*Requirements*. Find the word "ročnej" in the data. Return every line where it appears.

*Data to use*.
******

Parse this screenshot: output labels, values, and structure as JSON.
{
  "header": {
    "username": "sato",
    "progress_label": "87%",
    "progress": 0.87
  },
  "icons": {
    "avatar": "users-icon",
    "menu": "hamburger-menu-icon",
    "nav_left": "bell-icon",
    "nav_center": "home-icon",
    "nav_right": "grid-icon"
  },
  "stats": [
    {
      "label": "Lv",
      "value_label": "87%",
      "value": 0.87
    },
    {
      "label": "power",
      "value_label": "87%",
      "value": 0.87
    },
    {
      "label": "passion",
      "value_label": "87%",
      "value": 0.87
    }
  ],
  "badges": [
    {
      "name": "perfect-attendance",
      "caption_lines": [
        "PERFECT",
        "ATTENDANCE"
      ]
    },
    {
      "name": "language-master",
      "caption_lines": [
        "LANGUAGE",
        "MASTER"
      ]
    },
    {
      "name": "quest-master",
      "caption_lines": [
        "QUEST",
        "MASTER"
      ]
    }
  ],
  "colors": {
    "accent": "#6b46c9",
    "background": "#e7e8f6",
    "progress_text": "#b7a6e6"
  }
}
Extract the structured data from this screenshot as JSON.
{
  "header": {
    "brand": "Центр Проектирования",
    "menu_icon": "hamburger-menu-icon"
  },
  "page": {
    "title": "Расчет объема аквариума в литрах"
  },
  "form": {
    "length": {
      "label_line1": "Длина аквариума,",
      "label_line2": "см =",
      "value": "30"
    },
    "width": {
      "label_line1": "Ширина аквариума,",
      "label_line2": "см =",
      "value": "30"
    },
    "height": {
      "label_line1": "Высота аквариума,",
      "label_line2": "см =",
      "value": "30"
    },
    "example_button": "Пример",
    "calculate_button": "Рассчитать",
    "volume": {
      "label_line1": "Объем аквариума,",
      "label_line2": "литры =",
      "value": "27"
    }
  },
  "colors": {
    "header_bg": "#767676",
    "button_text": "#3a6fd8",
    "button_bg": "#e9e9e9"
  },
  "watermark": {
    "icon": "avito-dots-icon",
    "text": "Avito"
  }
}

******

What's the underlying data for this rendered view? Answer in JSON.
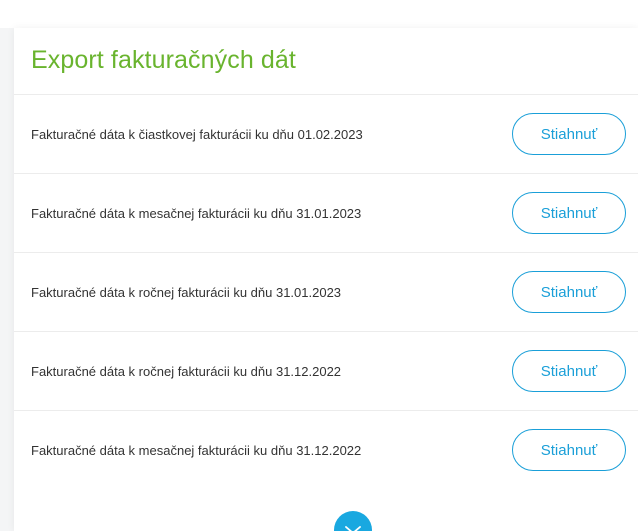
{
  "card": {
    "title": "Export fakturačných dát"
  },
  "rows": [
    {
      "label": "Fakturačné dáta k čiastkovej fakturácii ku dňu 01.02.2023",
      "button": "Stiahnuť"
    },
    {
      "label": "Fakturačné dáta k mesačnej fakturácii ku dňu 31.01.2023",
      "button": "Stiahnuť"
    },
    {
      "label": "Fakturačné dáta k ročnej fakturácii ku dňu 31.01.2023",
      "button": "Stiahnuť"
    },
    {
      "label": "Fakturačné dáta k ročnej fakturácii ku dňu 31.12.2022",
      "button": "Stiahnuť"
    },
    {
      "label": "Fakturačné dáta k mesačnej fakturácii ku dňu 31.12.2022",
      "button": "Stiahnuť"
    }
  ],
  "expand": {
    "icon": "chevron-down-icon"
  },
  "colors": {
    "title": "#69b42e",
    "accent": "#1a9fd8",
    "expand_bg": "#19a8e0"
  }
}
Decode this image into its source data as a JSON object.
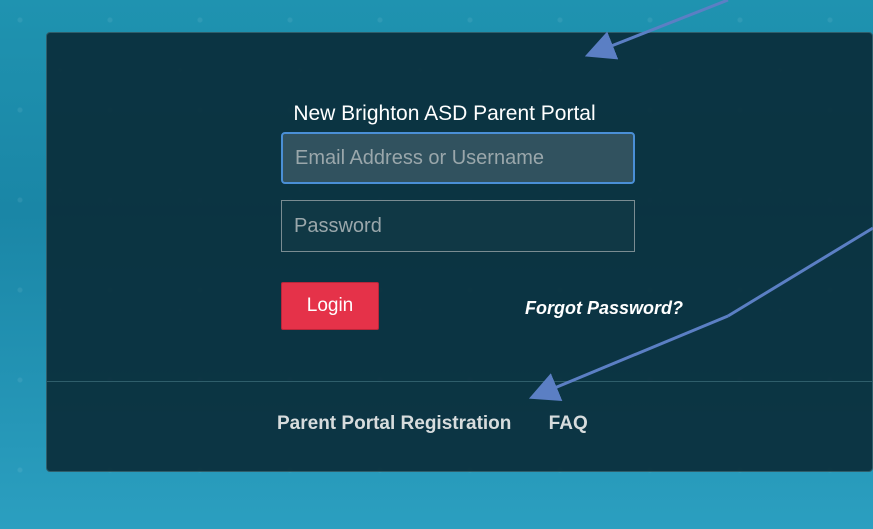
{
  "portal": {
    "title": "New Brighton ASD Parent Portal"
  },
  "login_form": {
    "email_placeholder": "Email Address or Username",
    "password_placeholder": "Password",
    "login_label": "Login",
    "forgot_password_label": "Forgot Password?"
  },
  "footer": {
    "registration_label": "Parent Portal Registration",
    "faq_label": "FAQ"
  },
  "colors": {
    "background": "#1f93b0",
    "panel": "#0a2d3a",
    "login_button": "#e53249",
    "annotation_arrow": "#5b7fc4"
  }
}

******

*The completed task*.
      "label": "Fakturačné dáta k ročnej fakturácii ku dňu 31.01.2023",
      "label": "Fakturačné dáta k ročnej fakturácii ku dňu 31.12.2022",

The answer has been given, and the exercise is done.